>> BEGIN The records

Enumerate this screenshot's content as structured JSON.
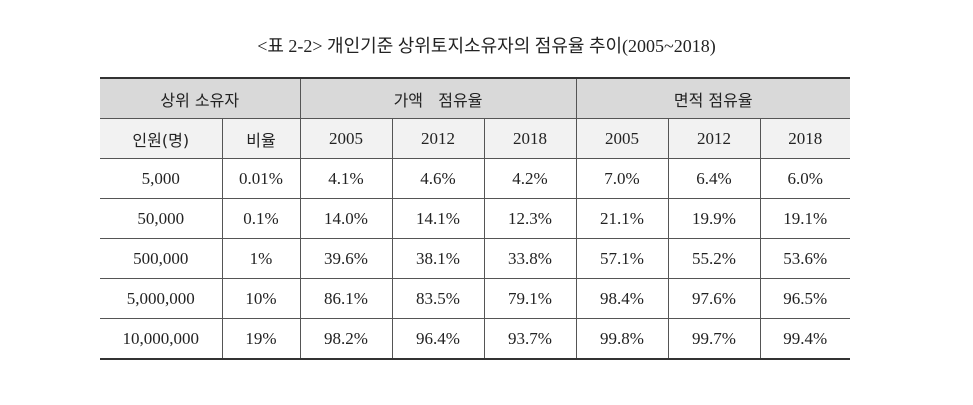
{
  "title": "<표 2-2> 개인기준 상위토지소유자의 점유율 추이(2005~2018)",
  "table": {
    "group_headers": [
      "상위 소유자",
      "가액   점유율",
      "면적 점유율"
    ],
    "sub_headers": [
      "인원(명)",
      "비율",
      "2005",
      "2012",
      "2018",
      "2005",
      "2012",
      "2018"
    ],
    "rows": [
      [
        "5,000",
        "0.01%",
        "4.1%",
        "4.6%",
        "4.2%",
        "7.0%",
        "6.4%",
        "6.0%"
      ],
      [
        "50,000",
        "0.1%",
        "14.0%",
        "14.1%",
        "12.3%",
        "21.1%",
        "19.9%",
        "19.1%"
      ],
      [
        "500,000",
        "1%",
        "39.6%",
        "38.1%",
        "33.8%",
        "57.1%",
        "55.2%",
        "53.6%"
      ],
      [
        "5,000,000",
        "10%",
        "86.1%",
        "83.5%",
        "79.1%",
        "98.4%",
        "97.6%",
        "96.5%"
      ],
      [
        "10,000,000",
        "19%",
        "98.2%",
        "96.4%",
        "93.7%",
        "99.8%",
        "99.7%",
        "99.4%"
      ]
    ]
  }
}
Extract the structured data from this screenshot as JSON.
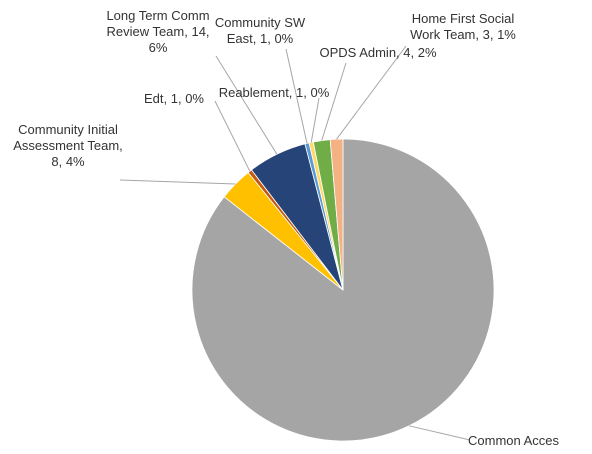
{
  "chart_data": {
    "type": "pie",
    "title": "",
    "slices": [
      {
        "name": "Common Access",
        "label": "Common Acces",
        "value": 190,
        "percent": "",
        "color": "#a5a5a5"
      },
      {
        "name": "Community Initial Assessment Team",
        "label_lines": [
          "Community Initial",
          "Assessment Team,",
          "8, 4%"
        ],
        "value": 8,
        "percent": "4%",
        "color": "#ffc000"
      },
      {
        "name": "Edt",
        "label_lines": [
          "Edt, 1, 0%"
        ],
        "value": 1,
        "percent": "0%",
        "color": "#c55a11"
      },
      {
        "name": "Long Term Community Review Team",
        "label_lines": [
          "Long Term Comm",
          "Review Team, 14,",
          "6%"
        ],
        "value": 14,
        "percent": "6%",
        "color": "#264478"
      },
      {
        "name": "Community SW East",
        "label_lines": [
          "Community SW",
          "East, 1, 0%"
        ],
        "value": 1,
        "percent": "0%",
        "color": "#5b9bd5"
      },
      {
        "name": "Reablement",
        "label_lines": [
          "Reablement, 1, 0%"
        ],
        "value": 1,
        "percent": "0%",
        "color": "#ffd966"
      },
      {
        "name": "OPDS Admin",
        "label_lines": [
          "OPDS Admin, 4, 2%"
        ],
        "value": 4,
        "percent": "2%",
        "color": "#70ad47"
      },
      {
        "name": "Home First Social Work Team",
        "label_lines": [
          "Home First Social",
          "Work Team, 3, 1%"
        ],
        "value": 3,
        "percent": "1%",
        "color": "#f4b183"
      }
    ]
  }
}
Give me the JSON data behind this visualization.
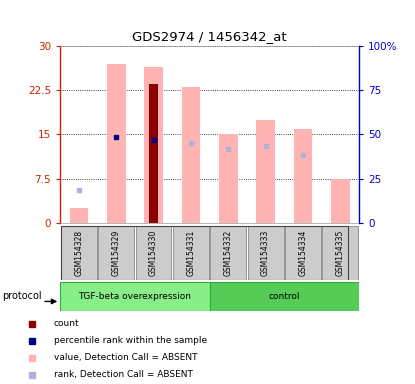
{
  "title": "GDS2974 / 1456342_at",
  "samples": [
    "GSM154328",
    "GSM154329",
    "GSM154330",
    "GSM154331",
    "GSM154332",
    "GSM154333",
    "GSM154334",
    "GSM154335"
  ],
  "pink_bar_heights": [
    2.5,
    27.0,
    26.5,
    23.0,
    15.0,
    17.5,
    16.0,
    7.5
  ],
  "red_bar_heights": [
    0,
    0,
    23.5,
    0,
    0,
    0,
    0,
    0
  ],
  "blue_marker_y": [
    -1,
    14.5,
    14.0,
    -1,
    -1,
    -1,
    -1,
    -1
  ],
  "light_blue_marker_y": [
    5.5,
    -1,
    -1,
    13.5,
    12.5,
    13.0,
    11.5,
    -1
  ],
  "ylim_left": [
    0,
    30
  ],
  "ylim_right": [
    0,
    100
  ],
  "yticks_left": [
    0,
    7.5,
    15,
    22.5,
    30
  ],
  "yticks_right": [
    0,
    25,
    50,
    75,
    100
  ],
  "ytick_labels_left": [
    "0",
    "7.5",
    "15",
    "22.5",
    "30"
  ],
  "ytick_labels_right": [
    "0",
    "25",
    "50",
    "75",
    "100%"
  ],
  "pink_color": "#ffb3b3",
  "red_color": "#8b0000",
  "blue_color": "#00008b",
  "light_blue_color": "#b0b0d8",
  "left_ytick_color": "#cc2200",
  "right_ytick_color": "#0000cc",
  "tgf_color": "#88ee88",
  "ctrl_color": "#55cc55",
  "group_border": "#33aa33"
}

>> END The records

# Direction
Reproduce all entries exactly. Pictures do not belong in the copy.

# The output
Enumerate this screenshot's content as structured JSON.
{
  "title": "<표 2-2> 개인기준 상위토지소유자의 점유율 추이(2005~2018)",
  "table": {
    "group_headers": [
      "상위 소유자",
      "가액   점유율",
      "면적 점유율"
    ],
    "sub_headers": [
      "인원(명)",
      "비율",
      "2005",
      "2012",
      "2018",
      "2005",
      "2012",
      "2018"
    ],
    "rows": [
      [
        "5,000",
        "0.01%",
        "4.1%",
        "4.6%",
        "4.2%",
        "7.0%",
        "6.4%",
        "6.0%"
      ],
      [
        "50,000",
        "0.1%",
        "14.0%",
        "14.1%",
        "12.3%",
        "21.1%",
        "19.9%",
        "19.1%"
      ],
      [
        "500,000",
        "1%",
        "39.6%",
        "38.1%",
        "33.8%",
        "57.1%",
        "55.2%",
        "53.6%"
      ],
      [
        "5,000,000",
        "10%",
        "86.1%",
        "83.5%",
        "79.1%",
        "98.4%",
        "97.6%",
        "96.5%"
      ],
      [
        "10,000,000",
        "19%",
        "98.2%",
        "96.4%",
        "93.7%",
        "99.8%",
        "99.7%",
        "99.4%"
      ]
    ]
  }
}
Extract the structured data from this screenshot as JSON.
{
  "chart_data": {
    "type": "pie",
    "title": "",
    "slices": [
      {
        "name": "Common Access",
        "label": "Common Acces",
        "value": 190,
        "percent": "",
        "color": "#a5a5a5"
      },
      {
        "name": "Community Initial Assessment Team",
        "label_lines": [
          "Community Initial",
          "Assessment Team,",
          "8, 4%"
        ],
        "value": 8,
        "percent": "4%",
        "color": "#ffc000"
      },
      {
        "name": "Edt",
        "label_lines": [
          "Edt, 1, 0%"
        ],
        "value": 1,
        "percent": "0%",
        "color": "#c55a11"
      },
      {
        "name": "Long Term Community Review Team",
        "label_lines": [
          "Long Term Comm",
          "Review Team, 14,",
          "6%"
        ],
        "value": 14,
        "percent": "6%",
        "color": "#264478"
      },
      {
        "name": "Community SW East",
        "label_lines": [
          "Community SW",
          "East, 1, 0%"
        ],
        "value": 1,
        "percent": "0%",
        "color": "#5b9bd5"
      },
      {
        "name": "Reablement",
        "label_lines": [
          "Reablement, 1, 0%"
        ],
        "value": 1,
        "percent": "0%",
        "color": "#ffd966"
      },
      {
        "name": "OPDS Admin",
        "label_lines": [
          "OPDS Admin, 4, 2%"
        ],
        "value": 4,
        "percent": "2%",
        "color": "#70ad47"
      },
      {
        "name": "Home First Social Work Team",
        "label_lines": [
          "Home First Social",
          "Work Team, 3, 1%"
        ],
        "value": 3,
        "percent": "1%",
        "color": "#f4b183"
      }
    ]
  }
}
Give me the JSON data behind this visualization.
{
  "title": "GDS2974 / 1456342_at",
  "samples": [
    "GSM154328",
    "GSM154329",
    "GSM154330",
    "GSM154331",
    "GSM154332",
    "GSM154333",
    "GSM154334",
    "GSM154335"
  ],
  "pink_bar_heights": [
    2.5,
    27.0,
    26.5,
    23.0,
    15.0,
    17.5,
    16.0,
    7.5
  ],
  "red_bar_heights": [
    0,
    0,
    23.5,
    0,
    0,
    0,
    0,
    0
  ],
  "blue_marker_y": [
    -1,
    14.5,
    14.0,
    -1,
    -1,
    -1,
    -1,
    -1
  ],
  "light_blue_marker_y": [
    5.5,
    -1,
    -1,
    13.5,
    12.5,
    13.0,
    11.5,
    -1
  ],
  "ylim_left": [
    0,
    30
  ],
  "ylim_right": [
    0,
    100
  ],
  "yticks_left": [
    0,
    7.5,
    15,
    22.5,
    30
  ],
  "yticks_right": [
    0,
    25,
    50,
    75,
    100
  ],
  "ytick_labels_left": [
    "0",
    "7.5",
    "15",
    "22.5",
    "30"
  ],
  "ytick_labels_right": [
    "0",
    "25",
    "50",
    "75",
    "100%"
  ],
  "pink_color": "#ffb3b3",
  "red_color": "#8b0000",
  "blue_color": "#00008b",
  "light_blue_color": "#b0b0d8",
  "left_ytick_color": "#cc2200",
  "right_ytick_color": "#0000cc",
  "tgf_color": "#88ee88",
  "ctrl_color": "#55cc55",
  "group_border": "#33aa33"
}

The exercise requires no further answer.